** SET TASK **
From the entries that follow, extract each line holding the string "witnesses".

** EXTRACTED DATA **
■ ■ ■ ■ ■
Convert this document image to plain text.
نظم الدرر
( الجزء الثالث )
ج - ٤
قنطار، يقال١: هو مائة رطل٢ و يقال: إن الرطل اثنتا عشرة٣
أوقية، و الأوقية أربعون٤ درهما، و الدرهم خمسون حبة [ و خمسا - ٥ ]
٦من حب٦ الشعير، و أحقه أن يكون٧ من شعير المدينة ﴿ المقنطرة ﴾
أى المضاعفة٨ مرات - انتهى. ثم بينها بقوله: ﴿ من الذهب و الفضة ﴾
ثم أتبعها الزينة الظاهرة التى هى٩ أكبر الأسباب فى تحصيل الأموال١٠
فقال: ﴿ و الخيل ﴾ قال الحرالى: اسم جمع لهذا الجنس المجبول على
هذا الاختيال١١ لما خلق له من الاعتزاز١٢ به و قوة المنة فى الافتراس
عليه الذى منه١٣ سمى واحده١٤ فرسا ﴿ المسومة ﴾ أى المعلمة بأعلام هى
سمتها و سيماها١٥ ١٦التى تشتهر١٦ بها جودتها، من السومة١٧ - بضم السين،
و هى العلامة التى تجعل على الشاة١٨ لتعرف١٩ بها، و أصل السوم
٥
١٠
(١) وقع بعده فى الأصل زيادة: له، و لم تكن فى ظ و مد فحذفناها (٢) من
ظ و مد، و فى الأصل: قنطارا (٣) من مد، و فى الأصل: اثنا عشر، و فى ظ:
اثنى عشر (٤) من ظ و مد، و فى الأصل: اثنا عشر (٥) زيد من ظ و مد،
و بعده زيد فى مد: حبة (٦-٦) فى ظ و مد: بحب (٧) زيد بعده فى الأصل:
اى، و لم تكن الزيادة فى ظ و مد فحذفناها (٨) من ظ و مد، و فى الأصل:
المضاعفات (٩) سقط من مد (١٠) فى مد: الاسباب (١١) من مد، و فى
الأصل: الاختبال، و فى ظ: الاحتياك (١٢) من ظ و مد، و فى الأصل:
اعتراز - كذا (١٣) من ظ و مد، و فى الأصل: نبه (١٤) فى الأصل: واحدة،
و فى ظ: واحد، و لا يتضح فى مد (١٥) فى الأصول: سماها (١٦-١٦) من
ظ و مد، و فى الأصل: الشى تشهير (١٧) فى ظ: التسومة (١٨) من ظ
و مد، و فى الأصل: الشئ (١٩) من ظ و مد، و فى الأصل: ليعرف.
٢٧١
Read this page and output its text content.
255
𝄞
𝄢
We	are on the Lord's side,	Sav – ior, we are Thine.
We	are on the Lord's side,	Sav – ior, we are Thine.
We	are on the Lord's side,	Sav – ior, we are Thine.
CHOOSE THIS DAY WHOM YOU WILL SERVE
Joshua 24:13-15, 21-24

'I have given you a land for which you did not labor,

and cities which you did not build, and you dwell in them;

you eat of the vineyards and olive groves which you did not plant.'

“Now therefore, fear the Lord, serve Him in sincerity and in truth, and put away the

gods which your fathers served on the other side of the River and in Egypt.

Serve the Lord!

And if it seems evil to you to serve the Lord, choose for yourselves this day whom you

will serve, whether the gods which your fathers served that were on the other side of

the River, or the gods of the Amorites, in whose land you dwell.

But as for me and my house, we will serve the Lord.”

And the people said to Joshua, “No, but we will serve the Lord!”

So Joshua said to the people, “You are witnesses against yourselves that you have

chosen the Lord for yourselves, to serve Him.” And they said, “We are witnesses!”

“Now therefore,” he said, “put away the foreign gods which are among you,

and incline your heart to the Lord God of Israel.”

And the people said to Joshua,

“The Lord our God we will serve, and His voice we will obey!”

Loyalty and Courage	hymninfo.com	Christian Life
■ ■ ■ ■ ■
** FINAL ANSWER **
So Joshua said to the people, “You are witnesses against yourselves that you have
chosen the Lord for yourselves, to serve Him.” And they said, “We are witnesses!”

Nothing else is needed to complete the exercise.